WHAT TO PRODUCE | Pictures appear in the records below; write out everything else exactly.

DATA SECTION |

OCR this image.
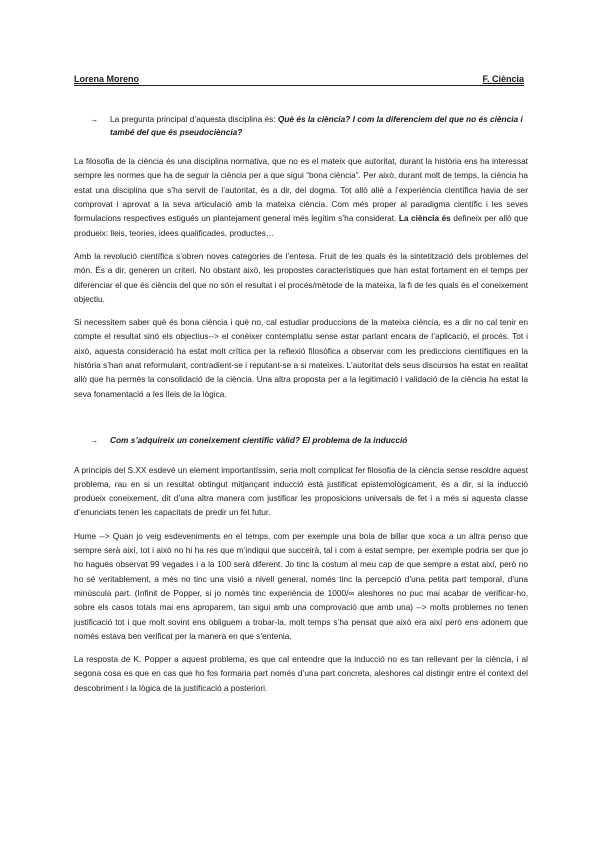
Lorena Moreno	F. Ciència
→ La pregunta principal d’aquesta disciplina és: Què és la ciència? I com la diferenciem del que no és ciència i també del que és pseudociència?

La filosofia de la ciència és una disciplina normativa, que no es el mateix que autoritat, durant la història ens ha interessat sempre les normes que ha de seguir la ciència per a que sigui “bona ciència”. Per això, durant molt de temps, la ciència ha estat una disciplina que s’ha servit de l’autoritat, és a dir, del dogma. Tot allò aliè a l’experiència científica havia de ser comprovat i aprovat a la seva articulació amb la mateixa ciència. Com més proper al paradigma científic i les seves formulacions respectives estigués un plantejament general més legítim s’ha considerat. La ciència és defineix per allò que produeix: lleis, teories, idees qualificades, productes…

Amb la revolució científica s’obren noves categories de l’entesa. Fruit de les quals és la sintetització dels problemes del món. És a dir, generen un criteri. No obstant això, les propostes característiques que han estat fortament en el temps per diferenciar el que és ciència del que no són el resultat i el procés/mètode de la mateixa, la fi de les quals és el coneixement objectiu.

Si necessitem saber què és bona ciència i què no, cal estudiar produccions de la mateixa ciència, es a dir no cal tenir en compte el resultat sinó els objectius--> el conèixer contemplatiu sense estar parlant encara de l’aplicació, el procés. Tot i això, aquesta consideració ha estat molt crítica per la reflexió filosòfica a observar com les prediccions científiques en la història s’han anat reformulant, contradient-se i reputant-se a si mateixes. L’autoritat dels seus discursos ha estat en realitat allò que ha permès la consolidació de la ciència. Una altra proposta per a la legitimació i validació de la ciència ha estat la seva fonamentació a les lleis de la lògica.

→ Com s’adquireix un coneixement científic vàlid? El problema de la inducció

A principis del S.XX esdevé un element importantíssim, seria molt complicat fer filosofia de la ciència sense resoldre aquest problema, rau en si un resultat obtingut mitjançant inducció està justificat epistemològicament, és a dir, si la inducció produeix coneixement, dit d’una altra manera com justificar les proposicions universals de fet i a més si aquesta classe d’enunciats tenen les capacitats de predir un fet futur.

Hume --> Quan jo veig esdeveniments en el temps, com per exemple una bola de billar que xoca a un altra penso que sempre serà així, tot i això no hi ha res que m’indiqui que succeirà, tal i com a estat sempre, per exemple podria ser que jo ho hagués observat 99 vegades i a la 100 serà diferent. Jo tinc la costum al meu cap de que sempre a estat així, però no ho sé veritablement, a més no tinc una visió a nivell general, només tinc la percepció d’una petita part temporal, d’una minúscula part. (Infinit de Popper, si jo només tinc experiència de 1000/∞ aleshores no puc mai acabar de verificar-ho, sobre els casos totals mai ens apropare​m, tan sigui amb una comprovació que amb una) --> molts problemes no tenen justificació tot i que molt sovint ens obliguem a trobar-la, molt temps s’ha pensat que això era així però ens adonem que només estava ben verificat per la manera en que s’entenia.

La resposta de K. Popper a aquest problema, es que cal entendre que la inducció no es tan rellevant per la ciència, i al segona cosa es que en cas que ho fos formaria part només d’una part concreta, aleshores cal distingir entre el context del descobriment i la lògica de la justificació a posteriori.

WRITTEN SOLUTION |
OCR this image.
Lorena Moreno	F. Ciència
→ La pregunta principal d’aquesta disciplina és: Què és la ciència? I com la diferenciem del que no és ciència i també del que és pseudociència?

La filosofia de la ciència és una disciplina normativa, que no es el mateix que autoritat, durant la història ens ha interessat sempre les normes que ha de seguir la ciència per a que sigui “bona ciència”. Per això, durant molt de temps, la ciència ha estat una disciplina que s’ha servit de l’autoritat, és a dir, del dogma. Tot allò aliè a l’experiència científica havia de ser comprovat i aprovat a la seva articulació amb la mateixa ciència. Com més proper al paradigma científic i les seves formulacions respectives estigués un plantejament general més legítim s’ha considerat. La ciència és defineix per allò que produeix: lleis, teories, idees qualificades, productes…

Amb la revolució científica s’obren noves categories de l’entesa. Fruit de les quals és la sintetització dels problemes del món. És a dir, generen un criteri. No obstant això, les propostes característiques que han estat fortament en el temps per diferenciar el que és ciència del que no són el resultat i el procés/mètode de la mateixa, la fi de les quals és el coneixement objectiu.

Si necessitem saber què és bona ciència i què no, cal estudiar produccions de la mateixa ciència, es a dir no cal tenir en compte el resultat sinó els objectius--> el conèixer contemplatiu sense estar parlant encara de l’aplicació, el procés. Tot i això, aquesta consideració ha estat molt crítica per la reflexió filosòfica a observar com les prediccions científiques en la història s’han anat reformulant, contradient-se i reputant-se a si mateixes. L’autoritat dels seus discursos ha estat en realitat allò que ha permès la consolidació de la ciència. Una altra proposta per a la legitimació i validació de la ciència ha estat la seva fonamentació a les lleis de la lògica.

→ Com s’adquireix un coneixement científic vàlid? El problema de la inducció

A principis del S.XX esdevé un element importantíssim, seria molt complicat fer filosofia de la ciència sense resoldre aquest problema, rau en si un resultat obtingut mitjançant inducció està justificat epistemològicament, és a dir, si la inducció produeix coneixement, dit d’una altra manera com justificar les proposicions universals de fet i a més si aquesta classe d’enunciats tenen les capacitats de predir un fet futur.

Hume --> Quan jo veig esdeveniments en el temps, com per exemple una bola de billar que xoca a un altra penso que sempre serà així, tot i això no hi ha res que m’indiqui que succeirà, tal i com a estat sempre, per exemple podria ser que jo ho hagués observat 99 vegades i a la 100 serà diferent. Jo tinc la costum al meu cap de que sempre a estat així, però no ho sé veritablement, a més no tinc una visió a nivell general, només tinc la percepció d’una petita part temporal, d’una minúscula part. (Infinit de Popper, si jo només tinc experiència de 1000/∞ aleshores no puc mai acabar de verificar-ho, sobre els casos totals mai ens apropare​m, tan sigui amb una comprovació que amb una) --> molts problemes no tenen justificació tot i que molt sovint ens obliguem a trobar-la, molt temps s’ha pensat que això era així però ens adonem que només estava ben verificat per la manera en que s’entenia.

La resposta de K. Popper a aquest problema, es que cal entendre que la inducció no es tan rellevant per la ciència, i al segona cosa es que en cas que ho fos formaria part només d’una part concreta, aleshores cal distingir entre el context del descobriment i la lògica de la justificació a posteriori.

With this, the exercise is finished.